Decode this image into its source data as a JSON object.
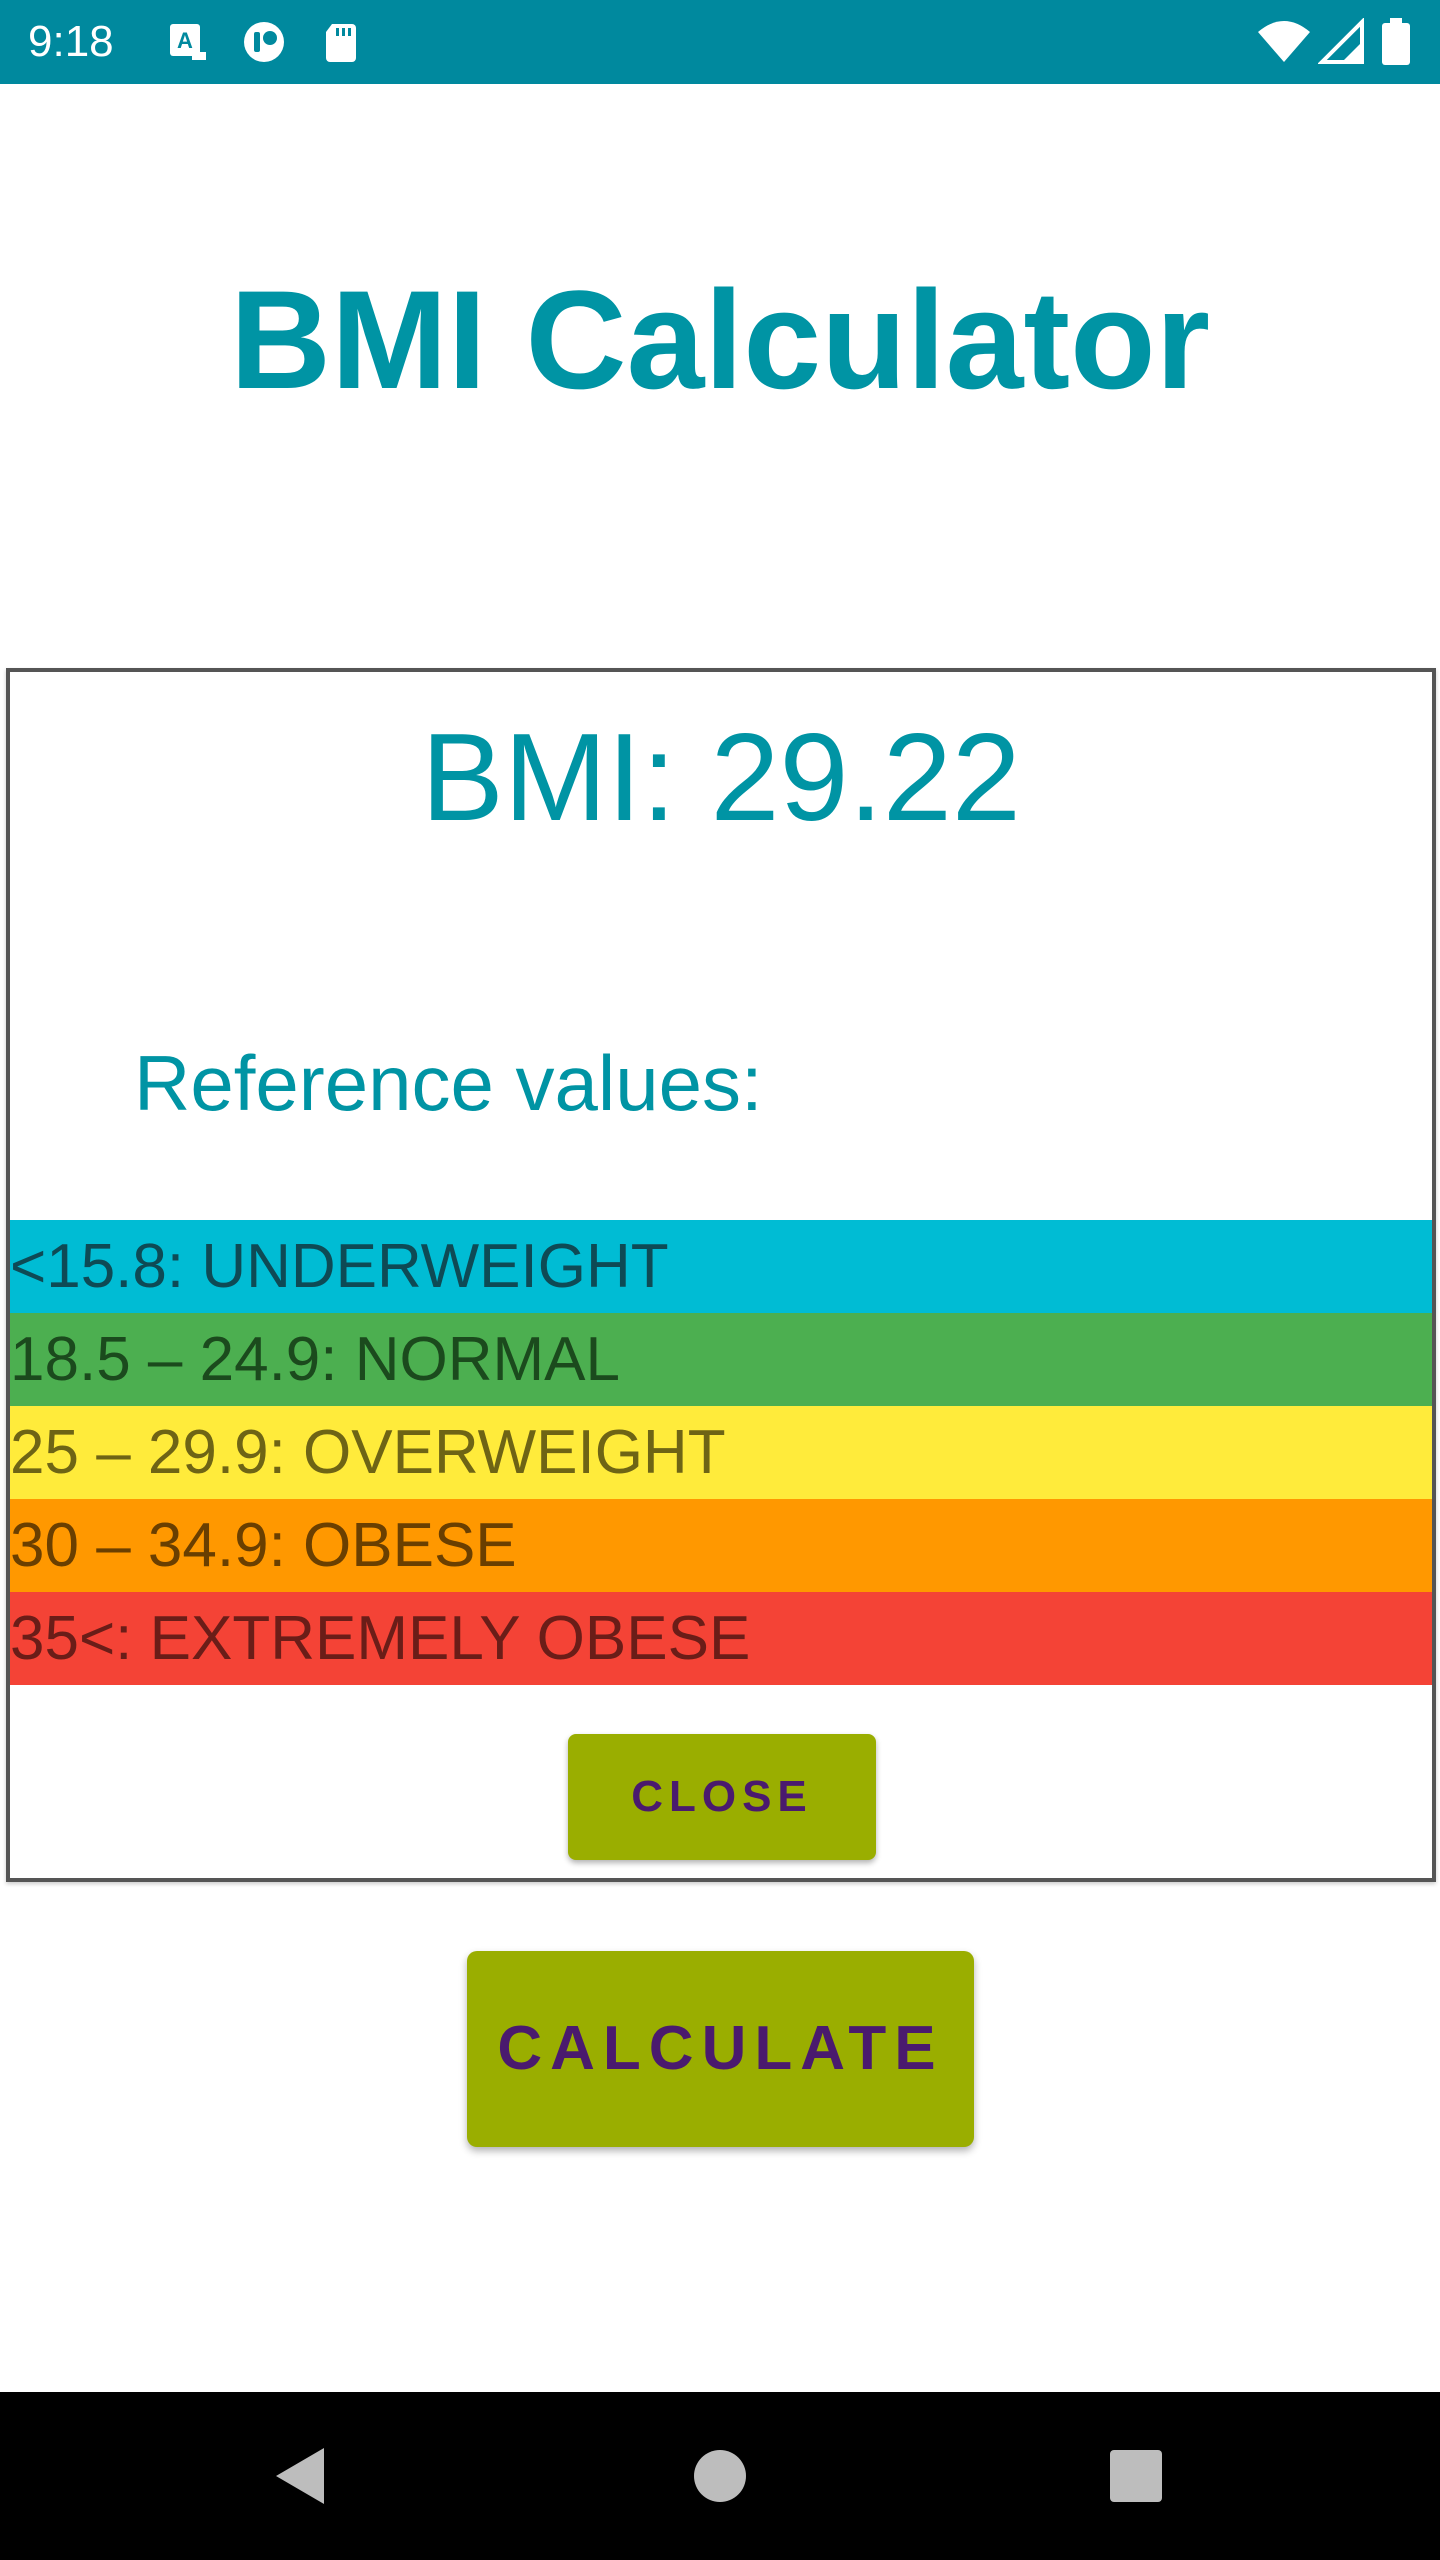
{
  "status_bar": {
    "time": "9:18",
    "background_color": "#00899E",
    "left_icons": [
      "keyboard-a-icon",
      "sync-icon",
      "sd-card-icon"
    ],
    "right_icons": [
      "wifi-icon",
      "signal-icon",
      "battery-icon"
    ]
  },
  "app": {
    "title": "BMI Calculator",
    "accent_color": "#0094A4"
  },
  "dialog": {
    "bmi_text": "BMI: 29.22",
    "reference_heading": "Reference values:",
    "reference_rows": [
      {
        "label": "<15.8: UNDERWEIGHT",
        "bg": "#00BCD4",
        "fg": "#0E4A55"
      },
      {
        "label": "18.5 – 24.9: NORMAL",
        "bg": "#4CAF50",
        "fg": "#1B4A1D"
      },
      {
        "label": "25 – 29.9: OVERWEIGHT",
        "bg": "#FFEB3B",
        "fg": "#6E6415"
      },
      {
        "label": "30 – 34.9: OBESE",
        "bg": "#FF9800",
        "fg": "#6A3F00"
      },
      {
        "label": "35<: EXTREMELY OBESE",
        "bg": "#F44336",
        "fg": "#6A1D18"
      }
    ],
    "close_label": "CLOSE"
  },
  "calculate_label": "CALCULATE",
  "button_color": "#9AAE00",
  "button_text_color": "#4A1A6E",
  "nav_bar": {
    "buttons": [
      "back-icon",
      "home-icon",
      "recents-icon"
    ]
  }
}
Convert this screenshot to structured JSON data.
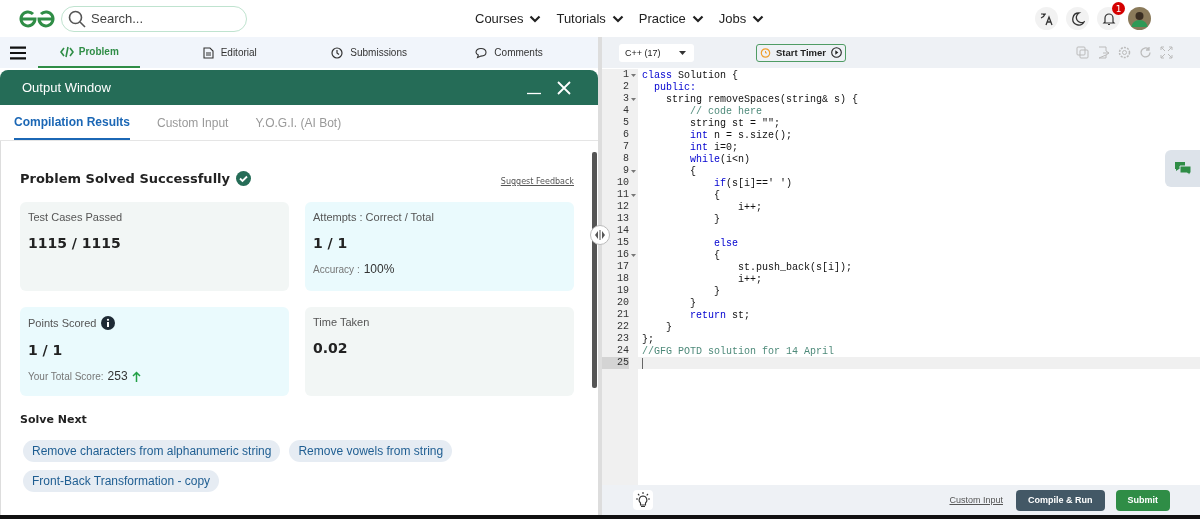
——
■ **What to work on**: Locate each line with the word "JSON" and copy it.

■ **Correct response**:
Decode this image into its source data as a JSON object.
Convert this screenshot to structured JSON data.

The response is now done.